## Begin Exercise materials
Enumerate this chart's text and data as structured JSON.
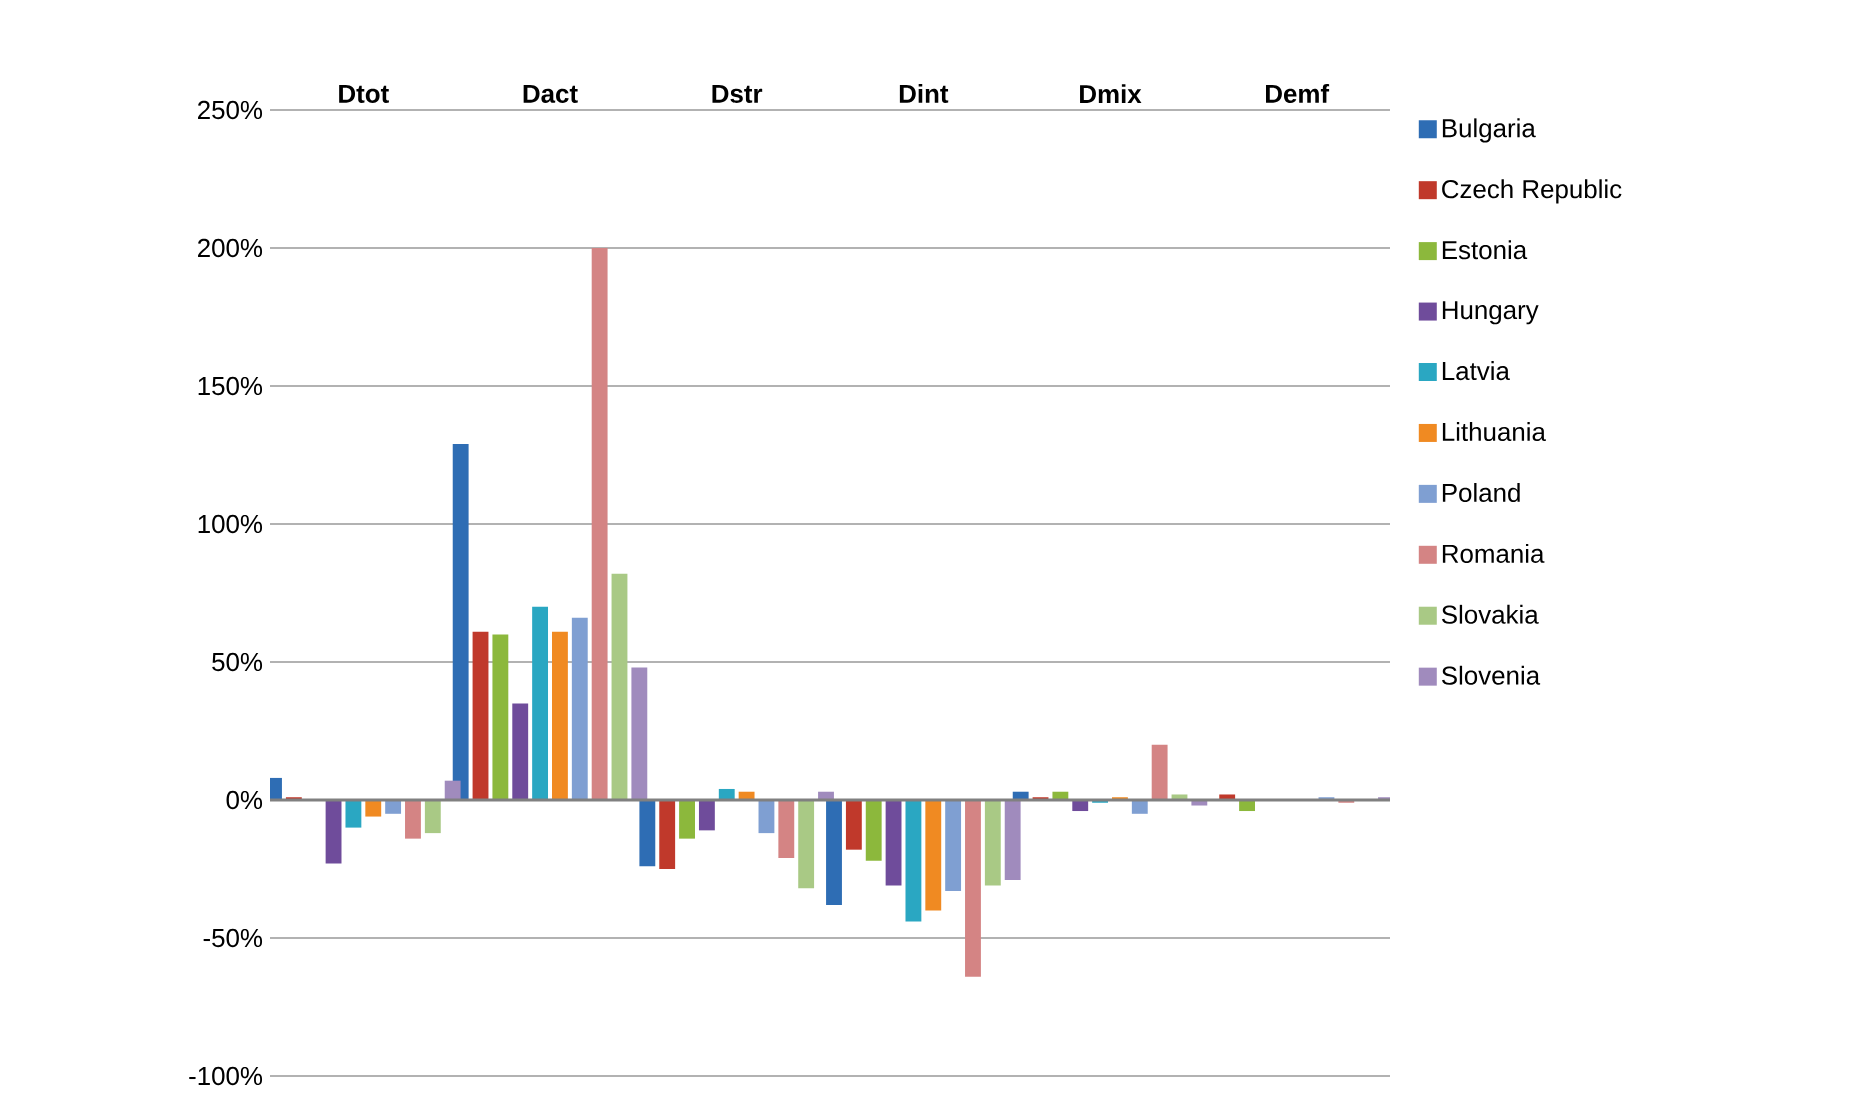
{
  "chart_data": {
    "type": "bar",
    "categories": [
      "Dtot",
      "Dact",
      "Dstr",
      "Dint",
      "Dmix",
      "Demf"
    ],
    "series": [
      {
        "name": "Bulgaria",
        "color": "#2e6db4",
        "values": [
          8,
          129,
          -24,
          -38,
          3,
          0
        ]
      },
      {
        "name": "Czech Republic",
        "color": "#c0392b",
        "values": [
          1,
          61,
          -25,
          -18,
          1,
          2
        ]
      },
      {
        "name": "Estonia",
        "color": "#8cb83c",
        "values": [
          0,
          60,
          -14,
          -22,
          3,
          -4
        ]
      },
      {
        "name": "Hungary",
        "color": "#6f4c9b",
        "values": [
          -23,
          35,
          -11,
          -31,
          -4,
          0
        ]
      },
      {
        "name": "Latvia",
        "color": "#2aa7c2",
        "values": [
          -10,
          70,
          4,
          -44,
          -1,
          0
        ]
      },
      {
        "name": "Lithuania",
        "color": "#f08a22",
        "values": [
          -6,
          61,
          3,
          -40,
          1,
          0
        ]
      },
      {
        "name": "Poland",
        "color": "#7f9fd2",
        "values": [
          -5,
          66,
          -12,
          -33,
          -5,
          1
        ]
      },
      {
        "name": "Romania",
        "color": "#d48484",
        "values": [
          -14,
          200,
          -21,
          -64,
          20,
          -1
        ]
      },
      {
        "name": "Slovakia",
        "color": "#a9c985",
        "values": [
          -12,
          82,
          -32,
          -31,
          2,
          0
        ]
      },
      {
        "name": "Slovenia",
        "color": "#a08bbd",
        "values": [
          7,
          48,
          3,
          -29,
          -2,
          1
        ]
      }
    ],
    "ylim": [
      -100,
      250
    ],
    "yticks": [
      {
        "value": -100,
        "label": "-100%"
      },
      {
        "value": -50,
        "label": "-50%"
      },
      {
        "value": 0,
        "label": "0%"
      },
      {
        "value": 50,
        "label": "50%"
      },
      {
        "value": 100,
        "label": "100%"
      },
      {
        "value": 150,
        "label": "150%"
      },
      {
        "value": 200,
        "label": "200%"
      },
      {
        "value": 250,
        "label": "250%"
      }
    ],
    "grid": "y",
    "legend": "right"
  }
}
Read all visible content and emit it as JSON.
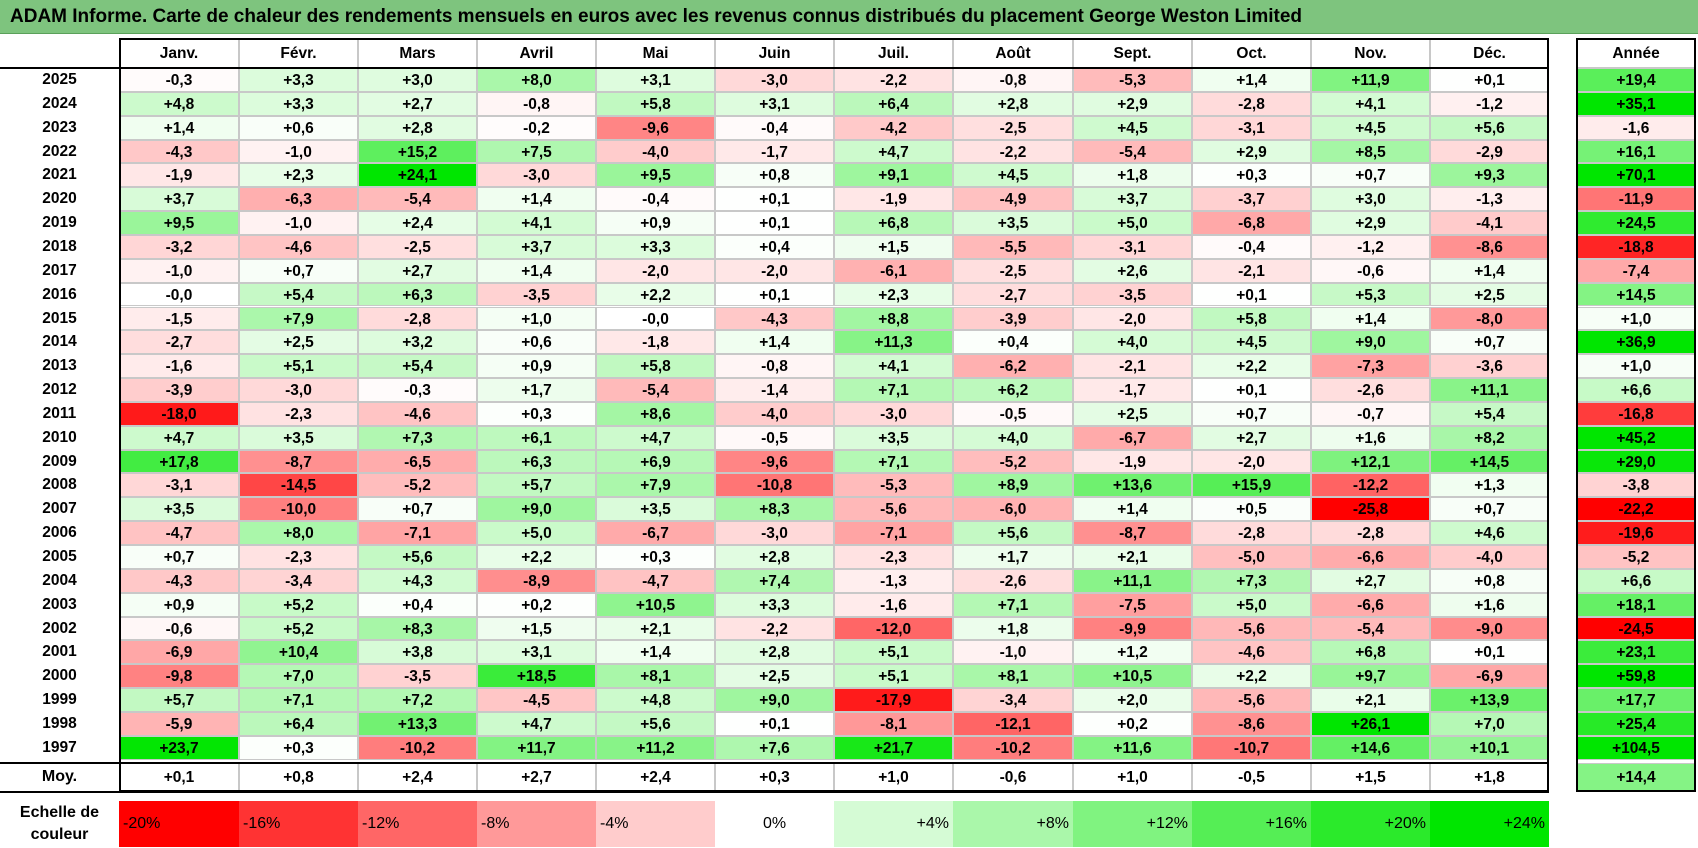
{
  "title": "ADAM Informe. Carte de chaleur des rendements mensuels en euros avec les revenus connus distribués du placement George Weston Limited",
  "colors": {
    "title_bg": "#7ec47e",
    "negative": "#ff0000",
    "positive": "#00e600",
    "neutral": "#ffffff"
  },
  "chart_data": {
    "type": "heatmap",
    "months": [
      "Janv.",
      "Févr.",
      "Mars",
      "Avril",
      "Mai",
      "Juin",
      "Juil.",
      "Août",
      "Sept.",
      "Oct.",
      "Nov.",
      "Déc."
    ],
    "annual_header": "Année",
    "rows": [
      {
        "year": "2025",
        "values": [
          "-0,3",
          "+3,3",
          "+3,0",
          "+8,0",
          "+3,1",
          "-3,0",
          "-2,2",
          "-0,8",
          "-5,3",
          "+1,4",
          "+11,9",
          "+0,1"
        ],
        "annual": "+19,4"
      },
      {
        "year": "2024",
        "values": [
          "+4,8",
          "+3,3",
          "+2,7",
          "-0,8",
          "+5,8",
          "+3,1",
          "+6,4",
          "+2,8",
          "+2,9",
          "-2,8",
          "+4,1",
          "-1,2"
        ],
        "annual": "+35,1"
      },
      {
        "year": "2023",
        "values": [
          "+1,4",
          "+0,6",
          "+2,8",
          "-0,2",
          "-9,6",
          "-0,4",
          "-4,2",
          "-2,5",
          "+4,5",
          "-3,1",
          "+4,5",
          "+5,6"
        ],
        "annual": "-1,6"
      },
      {
        "year": "2022",
        "values": [
          "-4,3",
          "-1,0",
          "+15,2",
          "+7,5",
          "-4,0",
          "-1,7",
          "+4,7",
          "-2,2",
          "-5,4",
          "+2,9",
          "+8,5",
          "-2,9"
        ],
        "annual": "+16,1"
      },
      {
        "year": "2021",
        "values": [
          "-1,9",
          "+2,3",
          "+24,1",
          "-3,0",
          "+9,5",
          "+0,8",
          "+9,1",
          "+4,5",
          "+1,8",
          "+0,3",
          "+0,7",
          "+9,3"
        ],
        "annual": "+70,1"
      },
      {
        "year": "2020",
        "values": [
          "+3,7",
          "-6,3",
          "-5,4",
          "+1,4",
          "-0,4",
          "+0,1",
          "-1,9",
          "-4,9",
          "+3,7",
          "-3,7",
          "+3,0",
          "-1,3"
        ],
        "annual": "-11,9"
      },
      {
        "year": "2019",
        "values": [
          "+9,5",
          "-1,0",
          "+2,4",
          "+4,1",
          "+0,9",
          "+0,1",
          "+6,8",
          "+3,5",
          "+5,0",
          "-6,8",
          "+2,9",
          "-4,1"
        ],
        "annual": "+24,5"
      },
      {
        "year": "2018",
        "values": [
          "-3,2",
          "-4,6",
          "-2,5",
          "+3,7",
          "+3,3",
          "+0,4",
          "+1,5",
          "-5,5",
          "-3,1",
          "-0,4",
          "-1,2",
          "-8,6"
        ],
        "annual": "-18,8"
      },
      {
        "year": "2017",
        "values": [
          "-1,0",
          "+0,7",
          "+2,7",
          "+1,4",
          "-2,0",
          "-2,0",
          "-6,1",
          "-2,5",
          "+2,6",
          "-2,1",
          "-0,6",
          "+1,4"
        ],
        "annual": "-7,4"
      },
      {
        "year": "2016",
        "values": [
          "-0,0",
          "+5,4",
          "+6,3",
          "-3,5",
          "+2,2",
          "+0,1",
          "+2,3",
          "-2,7",
          "-3,5",
          "+0,1",
          "+5,3",
          "+2,5"
        ],
        "annual": "+14,5"
      },
      {
        "year": "2015",
        "values": [
          "-1,5",
          "+7,9",
          "-2,8",
          "+1,0",
          "-0,0",
          "-4,3",
          "+8,8",
          "-3,9",
          "-2,0",
          "+5,8",
          "+1,4",
          "-8,0"
        ],
        "annual": "+1,0"
      },
      {
        "year": "2014",
        "values": [
          "-2,7",
          "+2,5",
          "+3,2",
          "+0,6",
          "-1,8",
          "+1,4",
          "+11,3",
          "+0,4",
          "+4,0",
          "+4,5",
          "+9,0",
          "+0,7"
        ],
        "annual": "+36,9"
      },
      {
        "year": "2013",
        "values": [
          "-1,6",
          "+5,1",
          "+5,4",
          "+0,9",
          "+5,8",
          "-0,8",
          "+4,1",
          "-6,2",
          "-2,1",
          "+2,2",
          "-7,3",
          "-3,6"
        ],
        "annual": "+1,0"
      },
      {
        "year": "2012",
        "values": [
          "-3,9",
          "-3,0",
          "-0,3",
          "+1,7",
          "-5,4",
          "-1,4",
          "+7,1",
          "+6,2",
          "-1,7",
          "+0,1",
          "-2,6",
          "+11,1"
        ],
        "annual": "+6,6"
      },
      {
        "year": "2011",
        "values": [
          "-18,0",
          "-2,3",
          "-4,6",
          "+0,3",
          "+8,6",
          "-4,0",
          "-3,0",
          "-0,5",
          "+2,5",
          "+0,7",
          "-0,7",
          "+5,4"
        ],
        "annual": "-16,8"
      },
      {
        "year": "2010",
        "values": [
          "+4,7",
          "+3,5",
          "+7,3",
          "+6,1",
          "+4,7",
          "-0,5",
          "+3,5",
          "+4,0",
          "-6,7",
          "+2,7",
          "+1,6",
          "+8,2"
        ],
        "annual": "+45,2"
      },
      {
        "year": "2009",
        "values": [
          "+17,8",
          "-8,7",
          "-6,5",
          "+6,3",
          "+6,9",
          "-9,6",
          "+7,1",
          "-5,2",
          "-1,9",
          "-2,0",
          "+12,1",
          "+14,5"
        ],
        "annual": "+29,0"
      },
      {
        "year": "2008",
        "values": [
          "-3,1",
          "-14,5",
          "-5,2",
          "+5,7",
          "+7,9",
          "-10,8",
          "-5,3",
          "+8,9",
          "+13,6",
          "+15,9",
          "-12,2",
          "+1,3"
        ],
        "annual": "-3,8"
      },
      {
        "year": "2007",
        "values": [
          "+3,5",
          "-10,0",
          "+0,7",
          "+9,0",
          "+3,5",
          "+8,3",
          "-5,6",
          "-6,0",
          "+1,4",
          "+0,5",
          "-25,8",
          "+0,7"
        ],
        "annual": "-22,2"
      },
      {
        "year": "2006",
        "values": [
          "-4,7",
          "+8,0",
          "-7,1",
          "+5,0",
          "-6,7",
          "-3,0",
          "-7,1",
          "+5,6",
          "-8,7",
          "-2,8",
          "-2,8",
          "+4,6"
        ],
        "annual": "-19,6"
      },
      {
        "year": "2005",
        "values": [
          "+0,7",
          "-2,3",
          "+5,6",
          "+2,2",
          "+0,3",
          "+2,8",
          "-2,3",
          "+1,7",
          "+2,1",
          "-5,0",
          "-6,6",
          "-4,0"
        ],
        "annual": "-5,2"
      },
      {
        "year": "2004",
        "values": [
          "-4,3",
          "-3,4",
          "+4,3",
          "-8,9",
          "-4,7",
          "+7,4",
          "-1,3",
          "-2,6",
          "+11,1",
          "+7,3",
          "+2,7",
          "+0,8"
        ],
        "annual": "+6,6"
      },
      {
        "year": "2003",
        "values": [
          "+0,9",
          "+5,2",
          "+0,4",
          "+0,2",
          "+10,5",
          "+3,3",
          "-1,6",
          "+7,1",
          "-7,5",
          "+5,0",
          "-6,6",
          "+1,6"
        ],
        "annual": "+18,1"
      },
      {
        "year": "2002",
        "values": [
          "-0,6",
          "+5,2",
          "+8,3",
          "+1,5",
          "+2,1",
          "-2,2",
          "-12,0",
          "+1,8",
          "-9,9",
          "-5,6",
          "-5,4",
          "-9,0"
        ],
        "annual": "-24,5"
      },
      {
        "year": "2001",
        "values": [
          "-6,9",
          "+10,4",
          "+3,8",
          "+3,1",
          "+1,4",
          "+2,8",
          "+5,1",
          "-1,0",
          "+1,2",
          "-4,6",
          "+6,8",
          "+0,1"
        ],
        "annual": "+23,1"
      },
      {
        "year": "2000",
        "values": [
          "-9,8",
          "+7,0",
          "-3,5",
          "+18,5",
          "+8,1",
          "+2,5",
          "+5,1",
          "+8,1",
          "+10,5",
          "+2,2",
          "+9,7",
          "-6,9"
        ],
        "annual": "+59,8"
      },
      {
        "year": "1999",
        "values": [
          "+5,7",
          "+7,1",
          "+7,2",
          "-4,5",
          "+4,8",
          "+9,0",
          "-17,9",
          "-3,4",
          "+2,0",
          "-5,6",
          "+2,1",
          "+13,9"
        ],
        "annual": "+17,7"
      },
      {
        "year": "1998",
        "values": [
          "-5,9",
          "+6,4",
          "+13,3",
          "+4,7",
          "+5,6",
          "+0,1",
          "-8,1",
          "-12,1",
          "+0,2",
          "-8,6",
          "+26,1",
          "+7,0"
        ],
        "annual": "+25,4"
      },
      {
        "year": "1997",
        "values": [
          "+23,7",
          "+0,3",
          "-10,2",
          "+11,7",
          "+11,2",
          "+7,6",
          "+21,7",
          "-10,2",
          "+11,6",
          "-10,7",
          "+14,6",
          "+10,1"
        ],
        "annual": "+104,5"
      }
    ],
    "average": {
      "label": "Moy.",
      "values": [
        "+0,1",
        "+0,8",
        "+2,4",
        "+2,7",
        "+2,4",
        "+0,3",
        "+1,0",
        "-0,6",
        "+1,0",
        "-0,5",
        "+1,5",
        "+1,8"
      ],
      "annual": "+14,4"
    },
    "scale": {
      "label": "Echelle de couleur",
      "steps": [
        "-20%",
        "-16%",
        "-12%",
        "-8%",
        "-4%",
        "0%",
        "+4%",
        "+8%",
        "+12%",
        "+16%",
        "+20%",
        "+24%"
      ]
    }
  }
}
## End Exercise materials
- Goal
Using the listing, copy every line where the word "name" shows up.

- Expected answer
        "name": "Bulgaria",
        "name": "Czech Republic",
        "name": "Estonia",
        "name": "Hungary",
        "name": "Latvia",
        "name": "Lithuania",
        "name": "Poland",
        "name": "Romania",
        "name": "Slovakia",
        "name": "Slovenia",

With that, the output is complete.